◆ **WORK TO COMPLETE**
Find the lines with "Registry" in them and copy them out.

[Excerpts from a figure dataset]
☆ ☆ ☆ ☆

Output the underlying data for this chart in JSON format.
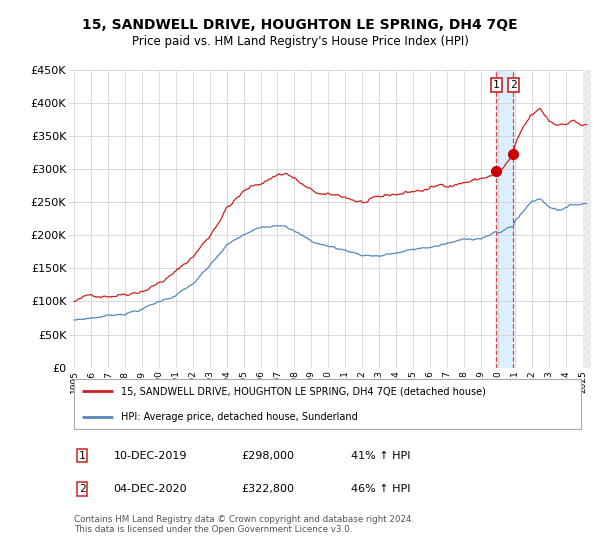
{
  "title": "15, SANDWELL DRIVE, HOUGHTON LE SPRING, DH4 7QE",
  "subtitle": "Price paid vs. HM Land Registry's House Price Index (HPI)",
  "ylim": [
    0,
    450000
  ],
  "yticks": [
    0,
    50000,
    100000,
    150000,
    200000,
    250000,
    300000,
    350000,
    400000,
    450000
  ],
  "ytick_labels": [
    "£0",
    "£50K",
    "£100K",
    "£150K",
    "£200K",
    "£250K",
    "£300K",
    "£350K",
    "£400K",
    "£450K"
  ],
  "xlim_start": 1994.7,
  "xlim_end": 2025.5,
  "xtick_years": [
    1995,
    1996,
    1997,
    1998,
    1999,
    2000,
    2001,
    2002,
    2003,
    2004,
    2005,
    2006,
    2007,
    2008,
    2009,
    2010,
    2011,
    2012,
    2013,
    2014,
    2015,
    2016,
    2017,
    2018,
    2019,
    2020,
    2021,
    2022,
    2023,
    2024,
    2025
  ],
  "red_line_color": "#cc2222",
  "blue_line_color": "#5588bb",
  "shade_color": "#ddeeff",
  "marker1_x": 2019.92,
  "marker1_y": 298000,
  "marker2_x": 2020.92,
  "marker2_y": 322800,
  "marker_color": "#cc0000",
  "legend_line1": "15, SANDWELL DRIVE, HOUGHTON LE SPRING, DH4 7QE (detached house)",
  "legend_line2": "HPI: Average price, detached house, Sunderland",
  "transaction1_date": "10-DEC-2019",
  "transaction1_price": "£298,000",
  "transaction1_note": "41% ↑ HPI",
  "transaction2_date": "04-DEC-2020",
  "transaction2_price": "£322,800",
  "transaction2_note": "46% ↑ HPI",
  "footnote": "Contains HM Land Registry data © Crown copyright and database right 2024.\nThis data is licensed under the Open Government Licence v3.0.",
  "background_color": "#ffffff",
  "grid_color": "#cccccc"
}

☆ ☆ ☆ ☆

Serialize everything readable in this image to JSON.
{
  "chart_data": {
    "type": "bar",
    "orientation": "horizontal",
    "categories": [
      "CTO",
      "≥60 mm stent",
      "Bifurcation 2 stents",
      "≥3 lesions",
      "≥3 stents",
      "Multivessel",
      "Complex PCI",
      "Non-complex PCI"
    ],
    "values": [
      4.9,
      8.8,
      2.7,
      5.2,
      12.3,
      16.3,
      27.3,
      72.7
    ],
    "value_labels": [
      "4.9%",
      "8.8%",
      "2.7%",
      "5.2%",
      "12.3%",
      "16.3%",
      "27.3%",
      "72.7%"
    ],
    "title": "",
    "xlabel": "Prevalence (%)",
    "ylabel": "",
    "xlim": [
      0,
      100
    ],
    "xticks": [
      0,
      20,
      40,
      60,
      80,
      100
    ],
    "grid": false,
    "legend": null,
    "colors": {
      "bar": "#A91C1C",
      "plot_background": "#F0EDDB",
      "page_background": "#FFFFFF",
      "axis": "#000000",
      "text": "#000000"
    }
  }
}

☆ ☆ ☆ ☆

◆ **EXERCISE RESPONSE**
  "subtitle": "Price paid vs. HM Land Registry's House Price Index (HPI)",
  "footnote": "Contains HM Land Registry data © Crown copyright and database right 2024.\nThis data is licensed under the Open Government Licence v3.0.",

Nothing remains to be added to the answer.